INSTRUCTION ->
Scan the data. Collect each line that contains the word "Support".

INPUT RECORDS ->
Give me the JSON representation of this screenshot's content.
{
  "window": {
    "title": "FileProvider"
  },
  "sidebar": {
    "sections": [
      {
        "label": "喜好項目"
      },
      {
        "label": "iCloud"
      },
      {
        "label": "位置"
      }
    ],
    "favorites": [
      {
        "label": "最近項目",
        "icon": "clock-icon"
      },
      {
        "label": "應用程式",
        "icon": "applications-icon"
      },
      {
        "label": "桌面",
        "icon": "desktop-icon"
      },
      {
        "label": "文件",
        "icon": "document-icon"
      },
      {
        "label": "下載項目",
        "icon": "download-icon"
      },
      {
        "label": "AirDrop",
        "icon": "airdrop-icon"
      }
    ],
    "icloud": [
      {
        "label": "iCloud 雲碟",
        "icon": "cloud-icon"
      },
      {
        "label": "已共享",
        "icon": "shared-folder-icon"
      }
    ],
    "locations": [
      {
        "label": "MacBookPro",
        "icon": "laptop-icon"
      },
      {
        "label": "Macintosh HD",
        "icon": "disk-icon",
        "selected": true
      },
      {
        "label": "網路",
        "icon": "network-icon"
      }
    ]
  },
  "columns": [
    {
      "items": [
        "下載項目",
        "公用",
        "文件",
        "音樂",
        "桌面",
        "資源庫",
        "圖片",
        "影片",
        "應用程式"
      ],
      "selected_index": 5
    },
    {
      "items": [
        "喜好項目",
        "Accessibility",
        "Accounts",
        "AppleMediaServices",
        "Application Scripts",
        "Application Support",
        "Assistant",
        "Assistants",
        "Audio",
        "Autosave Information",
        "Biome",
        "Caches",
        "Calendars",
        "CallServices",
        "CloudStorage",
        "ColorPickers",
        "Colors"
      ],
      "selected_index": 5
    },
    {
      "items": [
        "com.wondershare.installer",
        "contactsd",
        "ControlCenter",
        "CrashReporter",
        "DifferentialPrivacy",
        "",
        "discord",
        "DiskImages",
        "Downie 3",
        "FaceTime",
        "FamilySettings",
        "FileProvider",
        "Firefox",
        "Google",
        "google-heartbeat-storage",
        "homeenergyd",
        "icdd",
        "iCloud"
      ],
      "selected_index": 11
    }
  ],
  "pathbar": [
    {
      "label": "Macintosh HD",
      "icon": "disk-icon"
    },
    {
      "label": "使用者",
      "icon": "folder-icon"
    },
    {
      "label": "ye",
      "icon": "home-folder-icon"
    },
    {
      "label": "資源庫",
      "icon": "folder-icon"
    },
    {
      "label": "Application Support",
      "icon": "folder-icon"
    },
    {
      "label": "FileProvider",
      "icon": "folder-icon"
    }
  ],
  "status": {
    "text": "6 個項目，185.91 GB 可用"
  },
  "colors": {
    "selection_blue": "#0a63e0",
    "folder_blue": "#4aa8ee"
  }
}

TASK RESPONSE ->
        "Application Support",
      "label": "Application Support",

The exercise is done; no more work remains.